YOUR INSTRUCTIONS
Retype all of the entries word for word.

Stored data
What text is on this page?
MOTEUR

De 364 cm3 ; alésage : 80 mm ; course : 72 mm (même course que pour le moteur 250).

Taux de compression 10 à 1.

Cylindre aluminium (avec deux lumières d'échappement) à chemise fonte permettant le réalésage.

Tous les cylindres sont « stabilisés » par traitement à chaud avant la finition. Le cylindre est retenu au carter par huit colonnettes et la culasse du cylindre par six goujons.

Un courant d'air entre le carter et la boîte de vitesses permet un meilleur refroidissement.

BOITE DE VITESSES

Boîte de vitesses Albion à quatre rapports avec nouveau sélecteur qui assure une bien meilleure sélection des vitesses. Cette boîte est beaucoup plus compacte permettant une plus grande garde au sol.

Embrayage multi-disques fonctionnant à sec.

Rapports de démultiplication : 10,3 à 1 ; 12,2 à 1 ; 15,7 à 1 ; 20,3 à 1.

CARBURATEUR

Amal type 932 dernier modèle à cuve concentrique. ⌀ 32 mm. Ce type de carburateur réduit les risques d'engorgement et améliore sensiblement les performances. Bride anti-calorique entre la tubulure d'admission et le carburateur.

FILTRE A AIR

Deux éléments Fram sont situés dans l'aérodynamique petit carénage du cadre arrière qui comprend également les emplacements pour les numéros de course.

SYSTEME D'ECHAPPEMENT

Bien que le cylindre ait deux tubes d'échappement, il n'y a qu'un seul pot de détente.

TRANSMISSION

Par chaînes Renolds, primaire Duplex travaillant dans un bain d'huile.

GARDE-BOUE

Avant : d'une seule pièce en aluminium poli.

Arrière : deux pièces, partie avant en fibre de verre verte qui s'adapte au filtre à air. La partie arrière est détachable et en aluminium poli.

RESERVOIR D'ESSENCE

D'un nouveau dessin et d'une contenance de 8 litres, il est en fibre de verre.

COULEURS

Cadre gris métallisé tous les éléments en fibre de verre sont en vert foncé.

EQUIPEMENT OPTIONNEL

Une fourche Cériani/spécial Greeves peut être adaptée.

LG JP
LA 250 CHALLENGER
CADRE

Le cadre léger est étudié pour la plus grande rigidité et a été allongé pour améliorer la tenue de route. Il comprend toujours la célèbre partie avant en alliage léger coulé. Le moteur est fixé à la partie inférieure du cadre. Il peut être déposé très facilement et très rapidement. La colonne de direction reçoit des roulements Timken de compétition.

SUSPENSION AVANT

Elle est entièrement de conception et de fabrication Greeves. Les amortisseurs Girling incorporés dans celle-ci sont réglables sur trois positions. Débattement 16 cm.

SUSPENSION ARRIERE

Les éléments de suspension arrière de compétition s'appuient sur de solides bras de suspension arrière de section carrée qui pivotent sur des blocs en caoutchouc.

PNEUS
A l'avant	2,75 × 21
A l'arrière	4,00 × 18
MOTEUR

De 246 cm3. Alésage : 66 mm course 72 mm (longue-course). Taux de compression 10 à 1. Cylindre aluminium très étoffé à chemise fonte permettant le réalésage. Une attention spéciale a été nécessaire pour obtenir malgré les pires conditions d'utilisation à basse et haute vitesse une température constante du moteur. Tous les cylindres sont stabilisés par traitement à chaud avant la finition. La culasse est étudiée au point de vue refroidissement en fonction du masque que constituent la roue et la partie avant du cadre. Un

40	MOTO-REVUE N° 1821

REPLY TO THE EXERCISE
What text is on this page?
MOTEUR

De 364 cm3 ; alésage : 80 mm ; course : 72 mm (même course que pour le moteur 250).

Taux de compression 10 à 1.

Cylindre aluminium (avec deux lumières d'échappement) à chemise fonte permettant le réalésage.

Tous les cylindres sont « stabilisés » par traitement à chaud avant la finition. Le cylindre est retenu au carter par huit colonnettes et la culasse du cylindre par six goujons.

Un courant d'air entre le carter et la boîte de vitesses permet un meilleur refroidissement.

BOITE DE VITESSES

Boîte de vitesses Albion à quatre rapports avec nouveau sélecteur qui assure une bien meilleure sélection des vitesses. Cette boîte est beaucoup plus compacte permettant une plus grande garde au sol.

Embrayage multi-disques fonctionnant à sec.

Rapports de démultiplication : 10,3 à 1 ; 12,2 à 1 ; 15,7 à 1 ; 20,3 à 1.

CARBURATEUR

Amal type 932 dernier modèle à cuve concentrique. ⌀ 32 mm. Ce type de carburateur réduit les risques d'engorgement et améliore sensiblement les performances. Bride anti-calorique entre la tubulure d'admission et le carburateur.

FILTRE A AIR

Deux éléments Fram sont situés dans l'aérodynamique petit carénage du cadre arrière qui comprend également les emplacements pour les numéros de course.

SYSTEME D'ECHAPPEMENT

Bien que le cylindre ait deux tubes d'échappement, il n'y a qu'un seul pot de détente.

TRANSMISSION

Par chaînes Renolds, primaire Duplex travaillant dans un bain d'huile.

GARDE-BOUE

Avant : d'une seule pièce en aluminium poli.

Arrière : deux pièces, partie avant en fibre de verre verte qui s'adapte au filtre à air. La partie arrière est détachable et en aluminium poli.

RESERVOIR D'ESSENCE

D'un nouveau dessin et d'une contenance de 8 litres, il est en fibre de verre.

COULEURS

Cadre gris métallisé tous les éléments en fibre de verre sont en vert foncé.

EQUIPEMENT OPTIONNEL

Une fourche Cériani/spécial Greeves peut être adaptée.

LG JP
LA 250 CHALLENGER
CADRE

Le cadre léger est étudié pour la plus grande rigidité et a été allongé pour améliorer la tenue de route. Il comprend toujours la célèbre partie avant en alliage léger coulé. Le moteur est fixé à la partie inférieure du cadre. Il peut être déposé très facilement et très rapidement. La colonne de direction reçoit des roulements Timken de compétition.

SUSPENSION AVANT

Elle est entièrement de conception et de fabrication Greeves. Les amortisseurs Girling incorporés dans celle-ci sont réglables sur trois positions. Débattement 16 cm.

SUSPENSION ARRIERE

Les éléments de suspension arrière de compétition s'appuient sur de solides bras de suspension arrière de section carrée qui pivotent sur des blocs en caoutchouc.

PNEUS
A l'avant	2,75 × 21
A l'arrière	4,00 × 18
MOTEUR

De 246 cm3. Alésage : 66 mm course 72 mm (longue-course). Taux de compression 10 à 1. Cylindre aluminium très étoffé à chemise fonte permettant le réalésage. Une attention spéciale a été nécessaire pour obtenir malgré les pires conditions d'utilisation à basse et haute vitesse une température constante du moteur. Tous les cylindres sont stabilisés par traitement à chaud avant la finition. La culasse est étudiée au point de vue refroidissement en fonction du masque que constituent la roue et la partie avant du cadre. Un

40	MOTO-REVUE N° 1821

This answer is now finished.